== Dataset listings of figures ==

====

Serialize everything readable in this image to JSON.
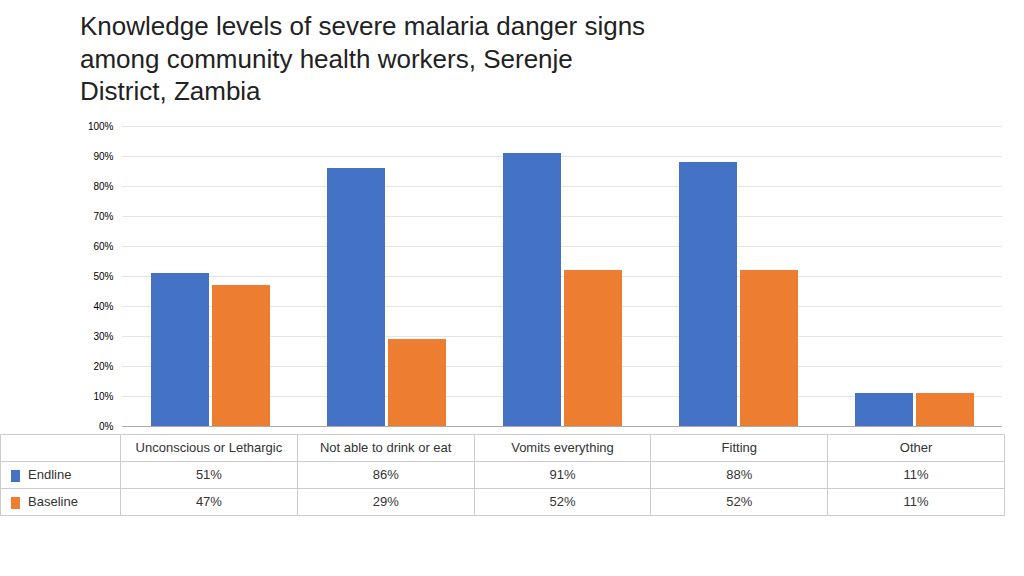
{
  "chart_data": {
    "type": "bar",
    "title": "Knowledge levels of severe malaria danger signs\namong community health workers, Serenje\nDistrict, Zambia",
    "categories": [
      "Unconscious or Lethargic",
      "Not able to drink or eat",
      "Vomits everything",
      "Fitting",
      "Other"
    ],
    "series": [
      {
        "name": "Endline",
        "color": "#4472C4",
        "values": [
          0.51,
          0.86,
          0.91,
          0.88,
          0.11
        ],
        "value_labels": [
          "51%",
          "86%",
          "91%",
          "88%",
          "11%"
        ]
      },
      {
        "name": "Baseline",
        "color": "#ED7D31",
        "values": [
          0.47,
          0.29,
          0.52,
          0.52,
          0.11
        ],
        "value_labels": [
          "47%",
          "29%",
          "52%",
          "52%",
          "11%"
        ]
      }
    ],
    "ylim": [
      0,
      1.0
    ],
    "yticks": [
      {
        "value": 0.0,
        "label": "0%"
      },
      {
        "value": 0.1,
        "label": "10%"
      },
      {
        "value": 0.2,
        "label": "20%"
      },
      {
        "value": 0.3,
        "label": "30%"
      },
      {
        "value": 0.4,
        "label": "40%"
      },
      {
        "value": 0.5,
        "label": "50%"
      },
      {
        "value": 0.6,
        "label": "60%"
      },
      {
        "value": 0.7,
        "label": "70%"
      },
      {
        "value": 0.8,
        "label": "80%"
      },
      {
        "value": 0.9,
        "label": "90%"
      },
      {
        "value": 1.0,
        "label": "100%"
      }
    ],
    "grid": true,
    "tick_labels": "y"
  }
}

====

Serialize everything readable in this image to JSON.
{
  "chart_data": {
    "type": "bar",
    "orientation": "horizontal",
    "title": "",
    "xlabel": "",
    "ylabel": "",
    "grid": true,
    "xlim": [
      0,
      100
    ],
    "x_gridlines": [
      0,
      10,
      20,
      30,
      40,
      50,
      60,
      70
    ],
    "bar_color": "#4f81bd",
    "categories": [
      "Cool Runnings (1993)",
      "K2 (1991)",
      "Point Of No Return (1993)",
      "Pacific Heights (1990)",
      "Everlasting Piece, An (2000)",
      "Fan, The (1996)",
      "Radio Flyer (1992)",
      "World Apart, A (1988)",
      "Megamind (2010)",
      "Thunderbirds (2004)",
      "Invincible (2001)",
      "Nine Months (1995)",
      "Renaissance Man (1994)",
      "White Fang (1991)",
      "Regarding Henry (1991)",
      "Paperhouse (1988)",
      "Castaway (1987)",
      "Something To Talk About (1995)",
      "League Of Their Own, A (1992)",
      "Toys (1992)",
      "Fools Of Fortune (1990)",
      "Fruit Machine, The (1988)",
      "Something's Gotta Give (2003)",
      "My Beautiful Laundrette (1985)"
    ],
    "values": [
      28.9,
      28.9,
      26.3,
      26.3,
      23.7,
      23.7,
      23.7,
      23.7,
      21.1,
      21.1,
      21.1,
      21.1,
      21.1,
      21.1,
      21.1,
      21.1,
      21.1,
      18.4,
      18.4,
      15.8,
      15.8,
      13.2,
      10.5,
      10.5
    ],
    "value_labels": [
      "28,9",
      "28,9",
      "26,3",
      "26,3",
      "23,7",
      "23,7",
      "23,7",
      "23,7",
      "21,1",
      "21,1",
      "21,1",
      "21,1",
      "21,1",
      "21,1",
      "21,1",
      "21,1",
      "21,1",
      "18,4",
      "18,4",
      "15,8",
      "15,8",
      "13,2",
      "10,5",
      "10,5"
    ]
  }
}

====

== Exercise goal ==
Look through the listing and extract every line with "Something" in it.

== Reply to the task ==
      "Something To Talk About (1995)",
      "Something's Gotta Give (2003)",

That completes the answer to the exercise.